# REQUIREMENTS
Output the data word for word, dropping every image.

# RECORDS FOR PROCESSING
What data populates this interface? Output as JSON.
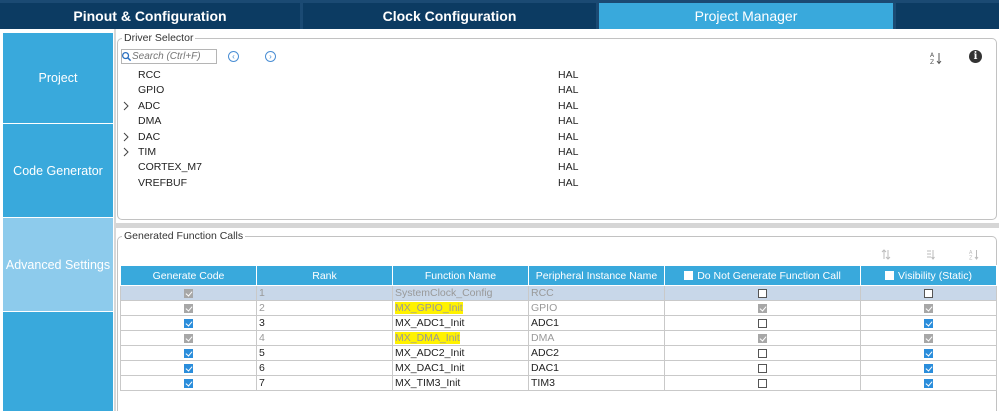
{
  "tabs": [
    {
      "label": "Pinout & Configuration"
    },
    {
      "label": "Clock Configuration"
    },
    {
      "label": "Project Manager"
    },
    {
      "label": ""
    }
  ],
  "nav": [
    {
      "label": "Project"
    },
    {
      "label": "Code Generator"
    },
    {
      "label": "Advanced Settings"
    },
    {
      "label": ""
    }
  ],
  "driver_selector": {
    "title": "Driver Selector",
    "search_placeholder": "Search (Ctrl+F)",
    "rows": [
      {
        "name": "RCC",
        "value": "HAL",
        "expandable": false
      },
      {
        "name": "GPIO",
        "value": "HAL",
        "expandable": false
      },
      {
        "name": "ADC",
        "value": "HAL",
        "expandable": true
      },
      {
        "name": "DMA",
        "value": "HAL",
        "expandable": false
      },
      {
        "name": "DAC",
        "value": "HAL",
        "expandable": true
      },
      {
        "name": "TIM",
        "value": "HAL",
        "expandable": true
      },
      {
        "name": "CORTEX_M7",
        "value": "HAL",
        "expandable": false
      },
      {
        "name": "VREFBUF",
        "value": "HAL",
        "expandable": false
      }
    ]
  },
  "generated_calls": {
    "title": "Generated Function Calls",
    "columns": [
      "Generate Code",
      "Rank",
      "Function Name",
      "Peripheral Instance Name",
      "Do Not Generate Function Call",
      "Visibility (Static)"
    ],
    "rows": [
      {
        "rank": "1",
        "function": "SystemClock_Config",
        "instance": "RCC",
        "generate": "gray",
        "no_call": "off",
        "visibility": "off",
        "state": "selected",
        "highlight": false
      },
      {
        "rank": "2",
        "function": "MX_GPIO_Init",
        "instance": "GPIO",
        "generate": "gray",
        "no_call": "gray",
        "visibility": "gray",
        "state": "disabled",
        "highlight": true
      },
      {
        "rank": "3",
        "function": "MX_ADC1_Init",
        "instance": "ADC1",
        "generate": "on",
        "no_call": "off",
        "visibility": "on",
        "state": "normal",
        "highlight": false
      },
      {
        "rank": "4",
        "function": "MX_DMA_Init",
        "instance": "DMA",
        "generate": "gray",
        "no_call": "gray",
        "visibility": "gray",
        "state": "disabled",
        "highlight": true
      },
      {
        "rank": "5",
        "function": "MX_ADC2_Init",
        "instance": "ADC2",
        "generate": "on",
        "no_call": "off",
        "visibility": "on",
        "state": "normal",
        "highlight": false
      },
      {
        "rank": "6",
        "function": "MX_DAC1_Init",
        "instance": "DAC1",
        "generate": "on",
        "no_call": "off",
        "visibility": "on",
        "state": "normal",
        "highlight": false
      },
      {
        "rank": "7",
        "function": "MX_TIM3_Init",
        "instance": "TIM3",
        "generate": "on",
        "no_call": "off",
        "visibility": "on",
        "state": "normal",
        "highlight": false
      }
    ]
  },
  "colors": {
    "tab_dark": "#0c3b62",
    "tab_active": "#39a9dc",
    "nav_selected": "#8dcbec",
    "highlight": "#fff200",
    "checkbox_on": "#2a8ddb"
  },
  "icons": [
    "search-icon",
    "arrow-left-circle-icon",
    "arrow-right-circle-icon",
    "sort-alpha-icon",
    "info-icon",
    "chevron-right-icon",
    "sort-up-icon",
    "sort-down-icon"
  ]
}
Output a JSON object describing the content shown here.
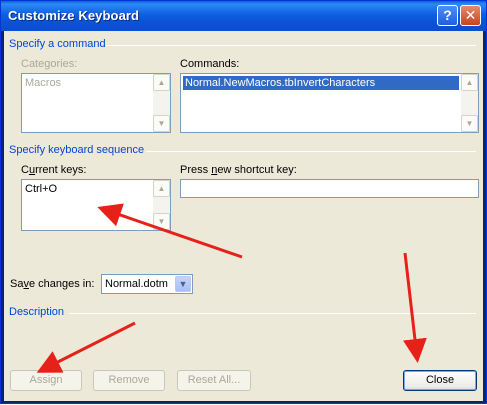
{
  "window": {
    "title": "Customize Keyboard",
    "help_glyph": "?",
    "close_glyph": "✕"
  },
  "specify_command": {
    "heading": "Specify a command",
    "categories_label": "Categories:",
    "categories_items": [
      "Macros"
    ],
    "commands_label": "Commands:",
    "commands_items": [
      "Normal.NewMacros.tbInvertCharacters"
    ]
  },
  "keyboard_sequence": {
    "heading": "Specify keyboard sequence",
    "current_keys_label_pre": "C",
    "current_keys_label_u": "u",
    "current_keys_label_post": "rrent keys:",
    "current_keys_items": [
      "Ctrl+O"
    ],
    "new_key_label_pre": "Press ",
    "new_key_label_u": "n",
    "new_key_label_post": "ew shortcut key:",
    "new_key_value": ""
  },
  "save_changes": {
    "label_pre": "Sa",
    "label_u": "v",
    "label_post": "e changes in:",
    "value": "Normal.dotm"
  },
  "description": {
    "heading": "Description"
  },
  "buttons": {
    "assign": "Assign",
    "remove": "Remove",
    "reset_all": "Reset All...",
    "close": "Close"
  },
  "colors": {
    "title_bar": "#0b53d4",
    "section_heading": "#0046d5",
    "annotation_arrow": "#e8201a",
    "selection": "#316ac5"
  }
}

# RESULT OF THIS EXERCISE
What data populates this interface? Output as JSON.
{
  "tabs": [
    {
      "label": "Pinout & Configuration"
    },
    {
      "label": "Clock Configuration"
    },
    {
      "label": "Project Manager"
    },
    {
      "label": ""
    }
  ],
  "nav": [
    {
      "label": "Project"
    },
    {
      "label": "Code Generator"
    },
    {
      "label": "Advanced Settings"
    },
    {
      "label": ""
    }
  ],
  "driver_selector": {
    "title": "Driver Selector",
    "search_placeholder": "Search (Ctrl+F)",
    "rows": [
      {
        "name": "RCC",
        "value": "HAL",
        "expandable": false
      },
      {
        "name": "GPIO",
        "value": "HAL",
        "expandable": false
      },
      {
        "name": "ADC",
        "value": "HAL",
        "expandable": true
      },
      {
        "name": "DMA",
        "value": "HAL",
        "expandable": false
      },
      {
        "name": "DAC",
        "value": "HAL",
        "expandable": true
      },
      {
        "name": "TIM",
        "value": "HAL",
        "expandable": true
      },
      {
        "name": "CORTEX_M7",
        "value": "HAL",
        "expandable": false
      },
      {
        "name": "VREFBUF",
        "value": "HAL",
        "expandable": false
      }
    ]
  },
  "generated_calls": {
    "title": "Generated Function Calls",
    "columns": [
      "Generate Code",
      "Rank",
      "Function Name",
      "Peripheral Instance Name",
      "Do Not Generate Function Call",
      "Visibility (Static)"
    ],
    "rows": [
      {
        "rank": "1",
        "function": "SystemClock_Config",
        "instance": "RCC",
        "generate": "gray",
        "no_call": "off",
        "visibility": "off",
        "state": "selected",
        "highlight": false
      },
      {
        "rank": "2",
        "function": "MX_GPIO_Init",
        "instance": "GPIO",
        "generate": "gray",
        "no_call": "gray",
        "visibility": "gray",
        "state": "disabled",
        "highlight": true
      },
      {
        "rank": "3",
        "function": "MX_ADC1_Init",
        "instance": "ADC1",
        "generate": "on",
        "no_call": "off",
        "visibility": "on",
        "state": "normal",
        "highlight": false
      },
      {
        "rank": "4",
        "function": "MX_DMA_Init",
        "instance": "DMA",
        "generate": "gray",
        "no_call": "gray",
        "visibility": "gray",
        "state": "disabled",
        "highlight": true
      },
      {
        "rank": "5",
        "function": "MX_ADC2_Init",
        "instance": "ADC2",
        "generate": "on",
        "no_call": "off",
        "visibility": "on",
        "state": "normal",
        "highlight": false
      },
      {
        "rank": "6",
        "function": "MX_DAC1_Init",
        "instance": "DAC1",
        "generate": "on",
        "no_call": "off",
        "visibility": "on",
        "state": "normal",
        "highlight": false
      },
      {
        "rank": "7",
        "function": "MX_TIM3_Init",
        "instance": "TIM3",
        "generate": "on",
        "no_call": "off",
        "visibility": "on",
        "state": "normal",
        "highlight": false
      }
    ]
  },
  "colors": {
    "tab_dark": "#0c3b62",
    "tab_active": "#39a9dc",
    "nav_selected": "#8dcbec",
    "highlight": "#fff200",
    "checkbox_on": "#2a8ddb"
  },
  "icons": [
    "search-icon",
    "arrow-left-circle-icon",
    "arrow-right-circle-icon",
    "sort-alpha-icon",
    "info-icon",
    "chevron-right-icon",
    "sort-up-icon",
    "sort-down-icon"
  ]
}
Output a JSON object describing the content shown here.
{
  "window": {
    "title": "Customize Keyboard",
    "help_glyph": "?",
    "close_glyph": "✕"
  },
  "specify_command": {
    "heading": "Specify a command",
    "categories_label": "Categories:",
    "categories_items": [
      "Macros"
    ],
    "commands_label": "Commands:",
    "commands_items": [
      "Normal.NewMacros.tbInvertCharacters"
    ]
  },
  "keyboard_sequence": {
    "heading": "Specify keyboard sequence",
    "current_keys_label_pre": "C",
    "current_keys_label_u": "u",
    "current_keys_label_post": "rrent keys:",
    "current_keys_items": [
      "Ctrl+O"
    ],
    "new_key_label_pre": "Press ",
    "new_key_label_u": "n",
    "new_key_label_post": "ew shortcut key:",
    "new_key_value": ""
  },
  "save_changes": {
    "label_pre": "Sa",
    "label_u": "v",
    "label_post": "e changes in:",
    "value": "Normal.dotm"
  },
  "description": {
    "heading": "Description"
  },
  "buttons": {
    "assign": "Assign",
    "remove": "Remove",
    "reset_all": "Reset All...",
    "close": "Close"
  },
  "colors": {
    "title_bar": "#0b53d4",
    "section_heading": "#0046d5",
    "annotation_arrow": "#e8201a",
    "selection": "#316ac5"
  }
}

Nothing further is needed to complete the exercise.